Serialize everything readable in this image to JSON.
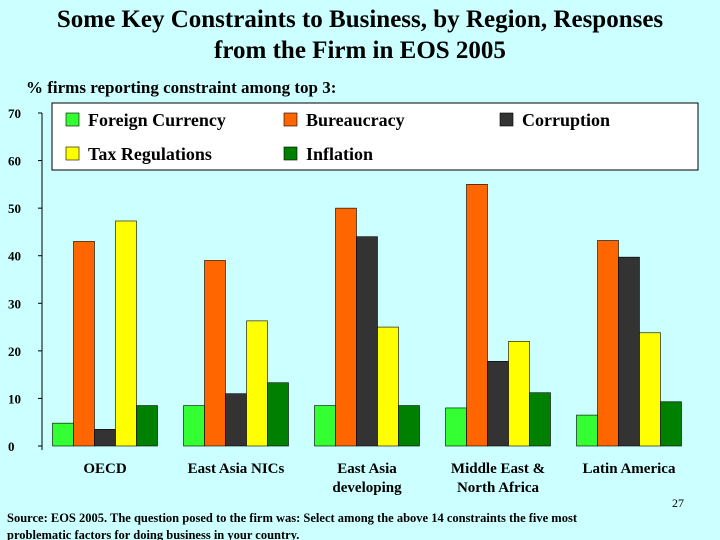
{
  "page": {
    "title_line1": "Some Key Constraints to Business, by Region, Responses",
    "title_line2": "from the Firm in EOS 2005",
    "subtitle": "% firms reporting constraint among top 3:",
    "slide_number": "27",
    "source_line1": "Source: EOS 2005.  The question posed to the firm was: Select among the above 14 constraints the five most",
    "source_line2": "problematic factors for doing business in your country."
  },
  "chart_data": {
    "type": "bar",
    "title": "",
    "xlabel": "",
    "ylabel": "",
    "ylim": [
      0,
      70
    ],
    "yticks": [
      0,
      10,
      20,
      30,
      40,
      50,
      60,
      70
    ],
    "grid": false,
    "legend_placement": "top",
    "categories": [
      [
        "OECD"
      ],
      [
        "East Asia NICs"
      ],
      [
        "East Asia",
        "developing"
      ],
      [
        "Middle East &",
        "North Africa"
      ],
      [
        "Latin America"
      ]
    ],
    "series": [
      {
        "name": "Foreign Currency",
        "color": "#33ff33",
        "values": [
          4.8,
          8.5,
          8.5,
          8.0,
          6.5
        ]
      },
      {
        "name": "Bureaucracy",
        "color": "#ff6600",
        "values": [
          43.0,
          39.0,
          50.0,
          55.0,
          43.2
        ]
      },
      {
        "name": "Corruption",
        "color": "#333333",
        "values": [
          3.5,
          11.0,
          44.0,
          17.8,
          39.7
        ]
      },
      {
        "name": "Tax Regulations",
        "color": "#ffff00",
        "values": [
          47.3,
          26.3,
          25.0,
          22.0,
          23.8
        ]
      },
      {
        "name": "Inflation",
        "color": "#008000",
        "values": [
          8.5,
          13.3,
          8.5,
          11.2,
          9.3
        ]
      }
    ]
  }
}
=-=-=
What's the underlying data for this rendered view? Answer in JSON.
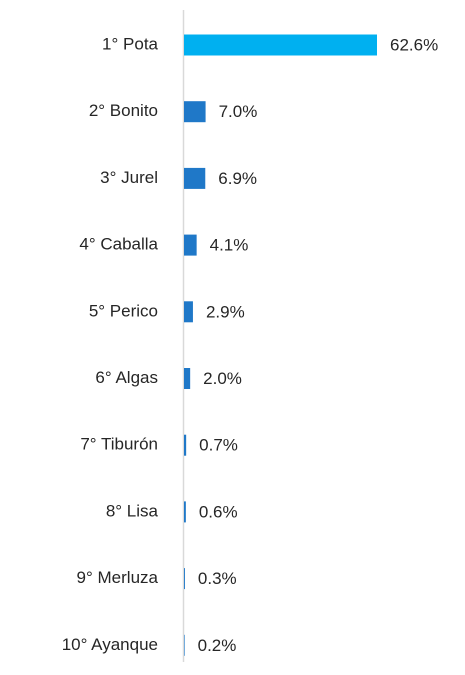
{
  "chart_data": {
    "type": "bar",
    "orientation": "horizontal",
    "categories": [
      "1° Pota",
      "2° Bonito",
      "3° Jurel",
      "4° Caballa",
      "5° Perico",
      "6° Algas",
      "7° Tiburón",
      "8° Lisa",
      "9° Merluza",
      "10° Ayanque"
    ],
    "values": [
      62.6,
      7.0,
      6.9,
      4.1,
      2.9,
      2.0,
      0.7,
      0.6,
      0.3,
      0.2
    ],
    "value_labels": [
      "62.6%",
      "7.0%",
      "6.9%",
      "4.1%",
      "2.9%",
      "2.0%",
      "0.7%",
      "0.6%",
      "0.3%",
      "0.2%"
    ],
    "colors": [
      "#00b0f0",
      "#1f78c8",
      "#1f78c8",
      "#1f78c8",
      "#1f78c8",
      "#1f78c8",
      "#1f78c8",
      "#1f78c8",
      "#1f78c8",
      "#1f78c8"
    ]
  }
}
=-=-=
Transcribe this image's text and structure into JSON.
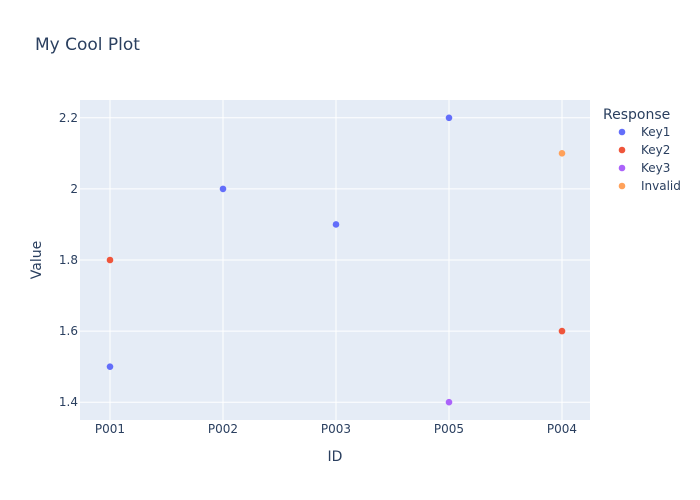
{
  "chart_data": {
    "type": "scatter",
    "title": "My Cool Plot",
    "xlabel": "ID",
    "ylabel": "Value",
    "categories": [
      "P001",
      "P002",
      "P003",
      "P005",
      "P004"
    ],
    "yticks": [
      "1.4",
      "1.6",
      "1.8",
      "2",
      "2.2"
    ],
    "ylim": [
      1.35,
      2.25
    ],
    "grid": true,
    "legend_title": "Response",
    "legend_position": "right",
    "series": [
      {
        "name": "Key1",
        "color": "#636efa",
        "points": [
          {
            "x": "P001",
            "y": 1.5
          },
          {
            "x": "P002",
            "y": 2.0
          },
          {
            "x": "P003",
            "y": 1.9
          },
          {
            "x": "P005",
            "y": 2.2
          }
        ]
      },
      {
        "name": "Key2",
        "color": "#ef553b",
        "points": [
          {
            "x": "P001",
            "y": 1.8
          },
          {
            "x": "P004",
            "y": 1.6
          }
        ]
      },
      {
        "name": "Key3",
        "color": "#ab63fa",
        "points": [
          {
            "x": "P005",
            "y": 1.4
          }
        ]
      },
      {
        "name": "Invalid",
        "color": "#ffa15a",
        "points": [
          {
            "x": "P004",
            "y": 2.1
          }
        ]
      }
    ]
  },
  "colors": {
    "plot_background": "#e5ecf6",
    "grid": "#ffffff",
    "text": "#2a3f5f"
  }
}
=-=-=
Problem requirements.
What is the number of lines containing "among"? Give that number only.

Worked solution.
2